What you will do: Retype the China Telecom text word for word.

China Telecommunications Corporation known as its trading name China Telecom is a Chinese state-owned telecommunication company. It is the largest fixed-line service and the third largest mobile telecommunication provider in China. It has three listed companies: China Telecom Corporation Limited (Chinese: 中国电信股份有限公司), China Communications Services Corporation Limited (Chinese: 中国通信服务股份有限公司) and Besttone Holding Co., Ltd. (Chinese: 号百控股股份有限公司).

Supplied data:

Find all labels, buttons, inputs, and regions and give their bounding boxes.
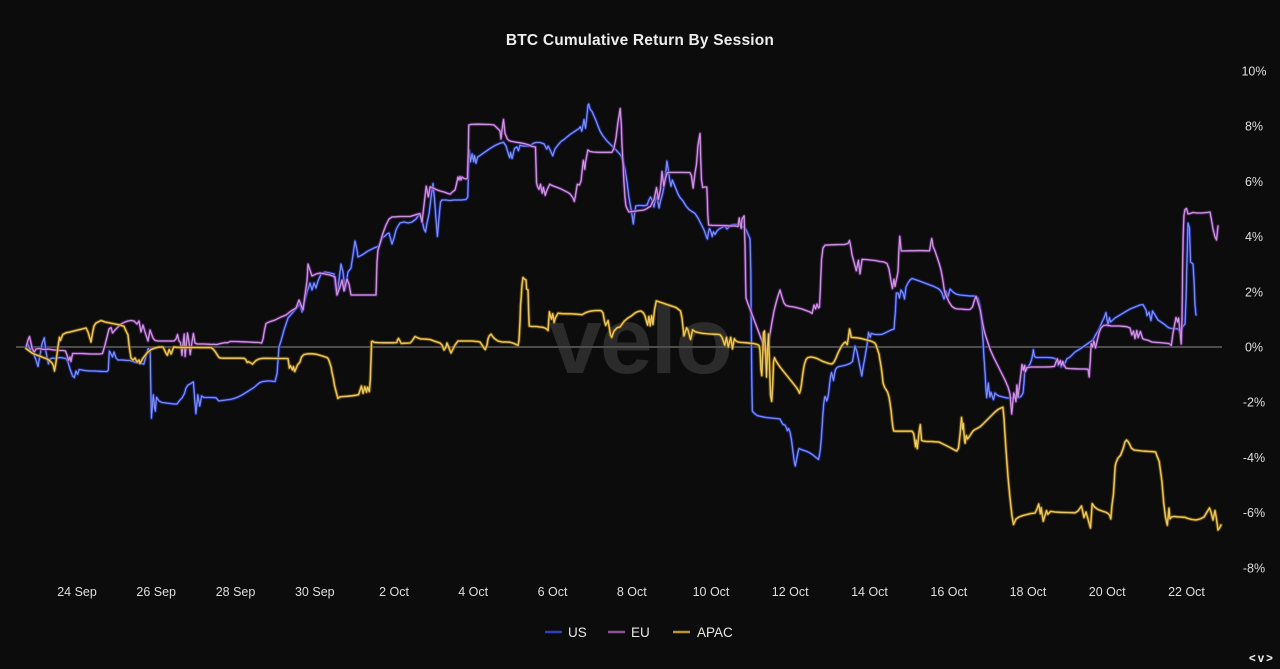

Output for this task:
China Telecommunications Corporation known as its trading name China Telecom is a Chinese state-owned telecommunication company. It is the largest fixed-line service and the third largest mobile telecommunication provider in China. It has three listed companies: China Telecom Corporation Limited (Chinese: 中国电信股份有限公司), China Communications Services Corporation Limited (Chinese: 中国通信服务股份有限公司) and Besttone Holding Co., Ltd. (Chinese: 号百控股股份有限公司).